[Start of RECORDS FOR THE EXERCISE]
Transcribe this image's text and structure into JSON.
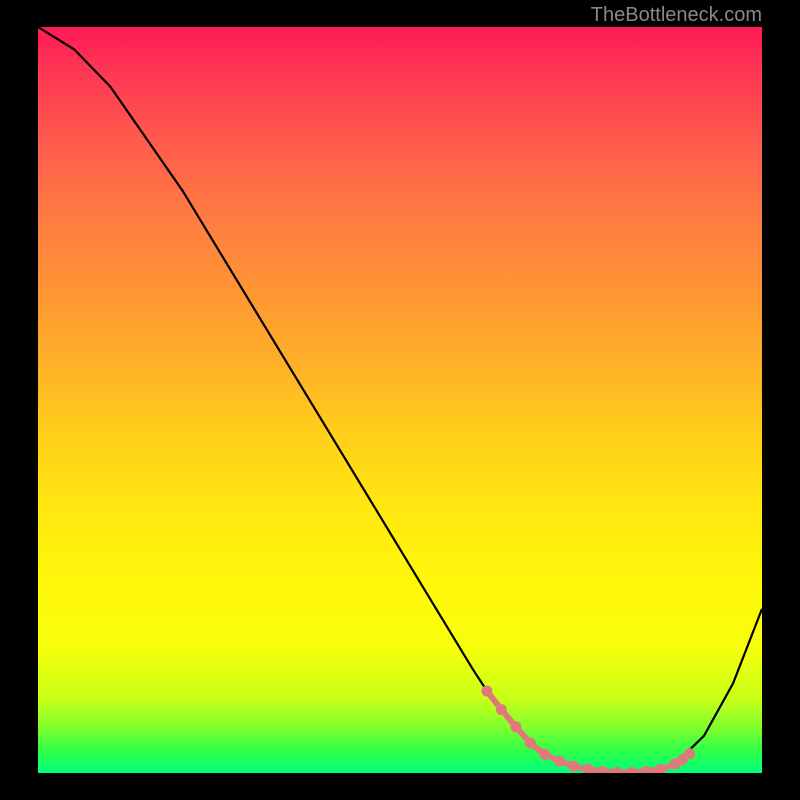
{
  "watermark": "TheBottleneck.com",
  "chart_data": {
    "type": "line",
    "title": "",
    "xlabel": "",
    "ylabel": "",
    "xlim": [
      0,
      100
    ],
    "ylim": [
      0,
      100
    ],
    "grid": false,
    "legend": false,
    "background_gradient": {
      "type": "vertical",
      "stops": [
        {
          "pos": 0,
          "color": "#ff1a55"
        },
        {
          "pos": 0.5,
          "color": "#ffc020"
        },
        {
          "pos": 0.85,
          "color": "#fff80a"
        },
        {
          "pos": 1.0,
          "color": "#00ff7d"
        }
      ]
    },
    "series": [
      {
        "name": "bottleneck-curve",
        "color": "#000000",
        "x": [
          0,
          5,
          10,
          15,
          20,
          25,
          30,
          35,
          40,
          45,
          50,
          55,
          60,
          62,
          65,
          68,
          70,
          73,
          76,
          78,
          80,
          82,
          84,
          86,
          88,
          92,
          96,
          100
        ],
        "y": [
          100,
          97,
          92,
          85,
          78,
          70,
          62,
          54,
          46,
          38,
          30,
          22,
          14,
          11,
          7,
          4,
          2.5,
          1.2,
          0.5,
          0.2,
          0.1,
          0.1,
          0.2,
          0.5,
          1.2,
          5,
          12,
          22
        ]
      }
    ],
    "markers": {
      "name": "highlighted-range",
      "color": "#e07a7a",
      "x": [
        62,
        64,
        66,
        68,
        70,
        72,
        74,
        76,
        78,
        80,
        82,
        84,
        86,
        88,
        89,
        90
      ],
      "y": [
        11,
        8.5,
        6.2,
        4,
        2.5,
        1.6,
        0.9,
        0.5,
        0.2,
        0.1,
        0.1,
        0.2,
        0.5,
        1.2,
        1.8,
        2.6
      ]
    }
  }
}
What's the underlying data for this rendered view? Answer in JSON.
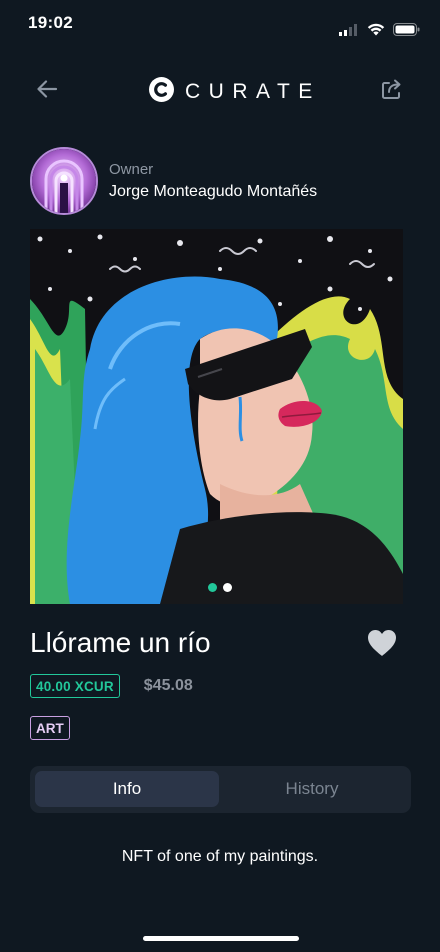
{
  "status_bar": {
    "time": "19:02"
  },
  "nav": {
    "brand": "CURATE"
  },
  "owner": {
    "label": "Owner",
    "name": "Jorge Monteagudo Montañés"
  },
  "artwork": {
    "carousel_active_index": 0,
    "carousel_count": 2,
    "colors": {
      "active_dot": "#22c79a",
      "inactive_dot": "#ffffff"
    }
  },
  "item": {
    "title": "Llórame un río",
    "price_token": "40.00 XCUR",
    "price_usd": "$45.08",
    "category": "ART",
    "description": "NFT of one of my paintings."
  },
  "tabs": [
    {
      "label": "Info",
      "active": true
    },
    {
      "label": "History",
      "active": false
    }
  ],
  "colors": {
    "background": "#0f1821",
    "accent_green": "#22c79a",
    "tag_purple": "#c9a0e2",
    "tab_active": "#2b3548",
    "tab_bar": "#1c2530"
  }
}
[End of RECORDS FOR THE EXERCISE]
- [WHAT TO WORK ON] Write the material out again exactly as it appears, dropping the pictures.

- [RESULT OF THIS EXERCISE]
Transcribe this image's text and structure into JSON.
{
  "watermark": "TheBottleneck.com",
  "chart_data": {
    "type": "line",
    "title": "",
    "xlabel": "",
    "ylabel": "",
    "xlim": [
      0,
      100
    ],
    "ylim": [
      0,
      100
    ],
    "grid": false,
    "legend": false,
    "background_gradient": {
      "type": "vertical",
      "stops": [
        {
          "pos": 0,
          "color": "#ff1a55"
        },
        {
          "pos": 0.5,
          "color": "#ffc020"
        },
        {
          "pos": 0.85,
          "color": "#fff80a"
        },
        {
          "pos": 1.0,
          "color": "#00ff7d"
        }
      ]
    },
    "series": [
      {
        "name": "bottleneck-curve",
        "color": "#000000",
        "x": [
          0,
          5,
          10,
          15,
          20,
          25,
          30,
          35,
          40,
          45,
          50,
          55,
          60,
          62,
          65,
          68,
          70,
          73,
          76,
          78,
          80,
          82,
          84,
          86,
          88,
          92,
          96,
          100
        ],
        "y": [
          100,
          97,
          92,
          85,
          78,
          70,
          62,
          54,
          46,
          38,
          30,
          22,
          14,
          11,
          7,
          4,
          2.5,
          1.2,
          0.5,
          0.2,
          0.1,
          0.1,
          0.2,
          0.5,
          1.2,
          5,
          12,
          22
        ]
      }
    ],
    "markers": {
      "name": "highlighted-range",
      "color": "#e07a7a",
      "x": [
        62,
        64,
        66,
        68,
        70,
        72,
        74,
        76,
        78,
        80,
        82,
        84,
        86,
        88,
        89,
        90
      ],
      "y": [
        11,
        8.5,
        6.2,
        4,
        2.5,
        1.6,
        0.9,
        0.5,
        0.2,
        0.1,
        0.1,
        0.2,
        0.5,
        1.2,
        1.8,
        2.6
      ]
    }
  }
}
What's the underlying data for this rendered view? Answer in JSON.
{
  "status_bar": {
    "time": "19:02"
  },
  "nav": {
    "brand": "CURATE"
  },
  "owner": {
    "label": "Owner",
    "name": "Jorge Monteagudo Montañés"
  },
  "artwork": {
    "carousel_active_index": 0,
    "carousel_count": 2,
    "colors": {
      "active_dot": "#22c79a",
      "inactive_dot": "#ffffff"
    }
  },
  "item": {
    "title": "Llórame un río",
    "price_token": "40.00 XCUR",
    "price_usd": "$45.08",
    "category": "ART",
    "description": "NFT of one of my paintings."
  },
  "tabs": [
    {
      "label": "Info",
      "active": true
    },
    {
      "label": "History",
      "active": false
    }
  ],
  "colors": {
    "background": "#0f1821",
    "accent_green": "#22c79a",
    "tag_purple": "#c9a0e2",
    "tab_active": "#2b3548",
    "tab_bar": "#1c2530"
  }
}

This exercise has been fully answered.